• **Exercise goal**:
Leave the pictures out and transcribe every record exactly.

╭─ Records provided

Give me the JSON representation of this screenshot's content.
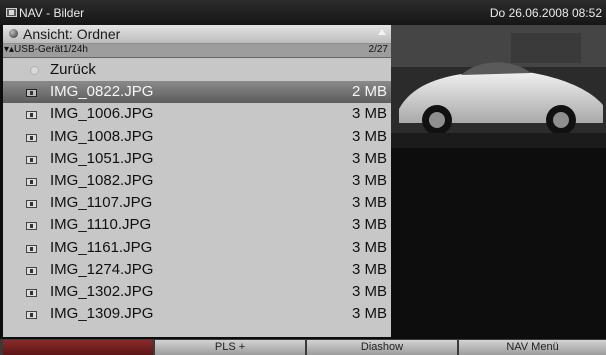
{
  "header": {
    "title": "NAV - Bilder",
    "datetime": "Do 26.06.2008  08:52"
  },
  "panel": {
    "view_label": "Ansicht: Ordner",
    "path": "USB-Gerät1/24h",
    "position": "2/27",
    "back_label": "Zurück",
    "files": [
      {
        "name": "IMG_0822.JPG",
        "size": "2 MB"
      },
      {
        "name": "IMG_1006.JPG",
        "size": "3 MB"
      },
      {
        "name": "IMG_1008.JPG",
        "size": "3 MB"
      },
      {
        "name": "IMG_1051.JPG",
        "size": "3 MB"
      },
      {
        "name": "IMG_1082.JPG",
        "size": "3 MB"
      },
      {
        "name": "IMG_1107.JPG",
        "size": "3 MB"
      },
      {
        "name": "IMG_1110.JPG",
        "size": "3 MB"
      },
      {
        "name": "IMG_1161.JPG",
        "size": "3 MB"
      },
      {
        "name": "IMG_1274.JPG",
        "size": "3 MB"
      },
      {
        "name": "IMG_1302.JPG",
        "size": "3 MB"
      },
      {
        "name": "IMG_1309.JPG",
        "size": "3 MB"
      }
    ],
    "selected_index": 0
  },
  "preview": {
    "subject": "white sports car photo thumbnail"
  },
  "footer": {
    "red_label": "",
    "green_label": "PLS +",
    "yellow_label": "Diashow",
    "blue_label": "NAV Menü"
  },
  "icons": {
    "app": "picture-icon",
    "file": "image-file-icon",
    "back": "back-dot-icon"
  }
}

╰─

• **The output**:
Give me the JSON representation of this screenshot's content.
{
  "header": {
    "title": "NAV - Bilder",
    "datetime": "Do 26.06.2008  08:52"
  },
  "panel": {
    "view_label": "Ansicht: Ordner",
    "path": "USB-Gerät1/24h",
    "position": "2/27",
    "back_label": "Zurück",
    "files": [
      {
        "name": "IMG_0822.JPG",
        "size": "2 MB"
      },
      {
        "name": "IMG_1006.JPG",
        "size": "3 MB"
      },
      {
        "name": "IMG_1008.JPG",
        "size": "3 MB"
      },
      {
        "name": "IMG_1051.JPG",
        "size": "3 MB"
      },
      {
        "name": "IMG_1082.JPG",
        "size": "3 MB"
      },
      {
        "name": "IMG_1107.JPG",
        "size": "3 MB"
      },
      {
        "name": "IMG_1110.JPG",
        "size": "3 MB"
      },
      {
        "name": "IMG_1161.JPG",
        "size": "3 MB"
      },
      {
        "name": "IMG_1274.JPG",
        "size": "3 MB"
      },
      {
        "name": "IMG_1302.JPG",
        "size": "3 MB"
      },
      {
        "name": "IMG_1309.JPG",
        "size": "3 MB"
      }
    ],
    "selected_index": 0
  },
  "preview": {
    "subject": "white sports car photo thumbnail"
  },
  "footer": {
    "red_label": "",
    "green_label": "PLS +",
    "yellow_label": "Diashow",
    "blue_label": "NAV Menü"
  },
  "icons": {
    "app": "picture-icon",
    "file": "image-file-icon",
    "back": "back-dot-icon"
  }
}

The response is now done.